Dataset items
** Begin **

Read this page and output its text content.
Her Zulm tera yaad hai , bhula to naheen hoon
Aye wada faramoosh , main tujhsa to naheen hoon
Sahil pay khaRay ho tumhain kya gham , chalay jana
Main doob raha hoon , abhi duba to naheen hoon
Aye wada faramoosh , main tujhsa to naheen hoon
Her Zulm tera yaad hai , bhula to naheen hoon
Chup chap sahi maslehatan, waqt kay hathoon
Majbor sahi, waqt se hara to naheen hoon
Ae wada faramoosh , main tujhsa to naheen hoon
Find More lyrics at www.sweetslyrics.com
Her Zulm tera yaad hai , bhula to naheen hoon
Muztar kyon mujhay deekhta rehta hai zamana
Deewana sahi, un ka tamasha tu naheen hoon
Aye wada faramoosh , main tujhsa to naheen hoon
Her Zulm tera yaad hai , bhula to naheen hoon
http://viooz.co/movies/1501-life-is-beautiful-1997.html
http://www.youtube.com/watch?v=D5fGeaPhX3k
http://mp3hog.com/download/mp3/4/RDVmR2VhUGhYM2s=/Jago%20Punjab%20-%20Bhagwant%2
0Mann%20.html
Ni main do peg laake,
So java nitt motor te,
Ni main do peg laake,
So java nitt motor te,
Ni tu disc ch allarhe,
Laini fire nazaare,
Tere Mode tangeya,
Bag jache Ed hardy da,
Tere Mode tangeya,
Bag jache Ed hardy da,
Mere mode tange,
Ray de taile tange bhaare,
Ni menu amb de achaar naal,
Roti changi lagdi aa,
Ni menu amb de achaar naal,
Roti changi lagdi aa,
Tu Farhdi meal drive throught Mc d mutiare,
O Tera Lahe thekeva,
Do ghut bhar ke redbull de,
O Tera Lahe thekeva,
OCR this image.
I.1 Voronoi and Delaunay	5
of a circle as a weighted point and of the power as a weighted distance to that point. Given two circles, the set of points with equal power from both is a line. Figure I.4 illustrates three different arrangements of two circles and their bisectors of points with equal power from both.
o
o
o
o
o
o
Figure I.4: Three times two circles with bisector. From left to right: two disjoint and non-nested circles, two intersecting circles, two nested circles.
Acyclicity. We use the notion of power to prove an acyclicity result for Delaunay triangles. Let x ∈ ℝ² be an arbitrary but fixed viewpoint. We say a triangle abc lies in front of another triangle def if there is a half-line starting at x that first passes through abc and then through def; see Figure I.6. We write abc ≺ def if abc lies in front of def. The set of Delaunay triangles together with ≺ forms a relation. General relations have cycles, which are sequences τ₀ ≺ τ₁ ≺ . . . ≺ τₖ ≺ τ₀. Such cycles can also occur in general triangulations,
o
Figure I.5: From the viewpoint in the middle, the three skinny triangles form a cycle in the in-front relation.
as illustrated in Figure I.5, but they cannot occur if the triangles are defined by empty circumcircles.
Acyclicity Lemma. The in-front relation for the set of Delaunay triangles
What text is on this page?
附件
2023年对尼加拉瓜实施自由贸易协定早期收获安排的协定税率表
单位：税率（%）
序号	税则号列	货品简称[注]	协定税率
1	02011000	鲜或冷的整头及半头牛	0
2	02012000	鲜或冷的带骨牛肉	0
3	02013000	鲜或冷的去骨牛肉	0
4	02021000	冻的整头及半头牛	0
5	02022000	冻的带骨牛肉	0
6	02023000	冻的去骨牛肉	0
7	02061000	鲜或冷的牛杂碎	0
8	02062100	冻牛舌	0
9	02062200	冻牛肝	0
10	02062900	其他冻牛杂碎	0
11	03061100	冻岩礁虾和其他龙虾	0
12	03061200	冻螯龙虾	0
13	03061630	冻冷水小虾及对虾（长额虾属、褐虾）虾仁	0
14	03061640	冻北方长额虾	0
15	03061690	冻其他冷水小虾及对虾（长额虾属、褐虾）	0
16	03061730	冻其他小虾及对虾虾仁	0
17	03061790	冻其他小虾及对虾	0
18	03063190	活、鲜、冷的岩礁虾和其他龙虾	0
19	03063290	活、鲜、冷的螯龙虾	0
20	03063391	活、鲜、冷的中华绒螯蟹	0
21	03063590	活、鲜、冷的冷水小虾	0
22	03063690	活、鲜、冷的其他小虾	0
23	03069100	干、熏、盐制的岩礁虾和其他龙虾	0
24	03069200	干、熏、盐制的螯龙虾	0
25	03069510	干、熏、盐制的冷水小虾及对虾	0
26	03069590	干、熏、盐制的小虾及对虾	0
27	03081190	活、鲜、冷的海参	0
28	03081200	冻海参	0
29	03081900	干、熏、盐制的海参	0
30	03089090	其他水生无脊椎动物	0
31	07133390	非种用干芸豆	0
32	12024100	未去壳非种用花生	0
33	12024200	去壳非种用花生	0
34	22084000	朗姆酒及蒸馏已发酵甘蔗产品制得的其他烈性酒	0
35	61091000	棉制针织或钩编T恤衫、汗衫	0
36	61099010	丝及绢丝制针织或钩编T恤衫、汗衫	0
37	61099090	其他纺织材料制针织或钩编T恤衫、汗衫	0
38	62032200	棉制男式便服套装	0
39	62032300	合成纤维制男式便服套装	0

** End **

YOUR TASK
Print the records above in full, exactly.

EXERCISE ANSWER
Read this page and output its text content.
Her Zulm tera yaad hai , bhula to naheen hoon
Aye wada faramoosh , main tujhsa to naheen hoon
Sahil pay khaRay ho tumhain kya gham , chalay jana
Main doob raha hoon , abhi duba to naheen hoon
Aye wada faramoosh , main tujhsa to naheen hoon
Her Zulm tera yaad hai , bhula to naheen hoon
Chup chap sahi maslehatan, waqt kay hathoon
Majbor sahi, waqt se hara to naheen hoon
Ae wada faramoosh , main tujhsa to naheen hoon
Find More lyrics at www.sweetslyrics.com
Her Zulm tera yaad hai , bhula to naheen hoon
Muztar kyon mujhay deekhta rehta hai zamana
Deewana sahi, un ka tamasha tu naheen hoon
Aye wada faramoosh , main tujhsa to naheen hoon
Her Zulm tera yaad hai , bhula to naheen hoon
http://viooz.co/movies/1501-life-is-beautiful-1997.html
http://www.youtube.com/watch?v=D5fGeaPhX3k
http://mp3hog.com/download/mp3/4/RDVmR2VhUGhYM2s=/Jago%20Punjab%20-%20Bhagwant%2
0Mann%20.html
Ni main do peg laake,
So java nitt motor te,
Ni main do peg laake,
So java nitt motor te,
Ni tu disc ch allarhe,
Laini fire nazaare,
Tere Mode tangeya,
Bag jache Ed hardy da,
Tere Mode tangeya,
Bag jache Ed hardy da,
Mere mode tange,
Ray de taile tange bhaare,
Ni menu amb de achaar naal,
Roti changi lagdi aa,
Ni menu amb de achaar naal,
Roti changi lagdi aa,
Tu Farhdi meal drive throught Mc d mutiare,
O Tera Lahe thekeva,
Do ghut bhar ke redbull de,
O Tera Lahe thekeva,
OCR this image.
I.1 Voronoi and Delaunay	5
of a circle as a weighted point and of the power as a weighted distance to that point. Given two circles, the set of points with equal power from both is a line. Figure I.4 illustrates three different arrangements of two circles and their bisectors of points with equal power from both.
o
o
o
o
o
o
Figure I.4: Three times two circles with bisector. From left to right: two disjoint and non-nested circles, two intersecting circles, two nested circles.
Acyclicity. We use the notion of power to prove an acyclicity result for Delaunay triangles. Let x ∈ ℝ² be an arbitrary but fixed viewpoint. We say a triangle abc lies in front of another triangle def if there is a half-line starting at x that first passes through abc and then through def; see Figure I.6. We write abc ≺ def if abc lies in front of def. The set of Delaunay triangles together with ≺ forms a relation. General relations have cycles, which are sequences τ₀ ≺ τ₁ ≺ . . . ≺ τₖ ≺ τ₀. Such cycles can also occur in general triangulations,
o
Figure I.5: From the viewpoint in the middle, the three skinny triangles form a cycle in the in-front relation.
as illustrated in Figure I.5, but they cannot occur if the triangles are defined by empty circumcircles.
Acyclicity Lemma. The in-front relation for the set of Delaunay triangles
What text is on this page?
附件
2023年对尼加拉瓜实施自由贸易协定早期收获安排的协定税率表
单位：税率（%）
序号	税则号列	货品简称[注]	协定税率
1	02011000	鲜或冷的整头及半头牛	0
2	02012000	鲜或冷的带骨牛肉	0
3	02013000	鲜或冷的去骨牛肉	0
4	02021000	冻的整头及半头牛	0
5	02022000	冻的带骨牛肉	0
6	02023000	冻的去骨牛肉	0
7	02061000	鲜或冷的牛杂碎	0
8	02062100	冻牛舌	0
9	02062200	冻牛肝	0
10	02062900	其他冻牛杂碎	0
11	03061100	冻岩礁虾和其他龙虾	0
12	03061200	冻螯龙虾	0
13	03061630	冻冷水小虾及对虾（长额虾属、褐虾）虾仁	0
14	03061640	冻北方长额虾	0
15	03061690	冻其他冷水小虾及对虾（长额虾属、褐虾）	0
16	03061730	冻其他小虾及对虾虾仁	0
17	03061790	冻其他小虾及对虾	0
18	03063190	活、鲜、冷的岩礁虾和其他龙虾	0
19	03063290	活、鲜、冷的螯龙虾	0
20	03063391	活、鲜、冷的中华绒螯蟹	0
21	03063590	活、鲜、冷的冷水小虾	0
22	03063690	活、鲜、冷的其他小虾	0
23	03069100	干、熏、盐制的岩礁虾和其他龙虾	0
24	03069200	干、熏、盐制的螯龙虾	0
25	03069510	干、熏、盐制的冷水小虾及对虾	0
26	03069590	干、熏、盐制的小虾及对虾	0
27	03081190	活、鲜、冷的海参	0
28	03081200	冻海参	0
29	03081900	干、熏、盐制的海参	0
30	03089090	其他水生无脊椎动物	0
31	07133390	非种用干芸豆	0
32	12024100	未去壳非种用花生	0
33	12024200	去壳非种用花生	0
34	22084000	朗姆酒及蒸馏已发酵甘蔗产品制得的其他烈性酒	0
35	61091000	棉制针织或钩编T恤衫、汗衫	0
36	61099010	丝及绢丝制针织或钩编T恤衫、汗衫	0
37	61099090	其他纺织材料制针织或钩编T恤衫、汗衫	0
38	62032200	棉制男式便服套装	0
39	62032300	合成纤维制男式便服套装	0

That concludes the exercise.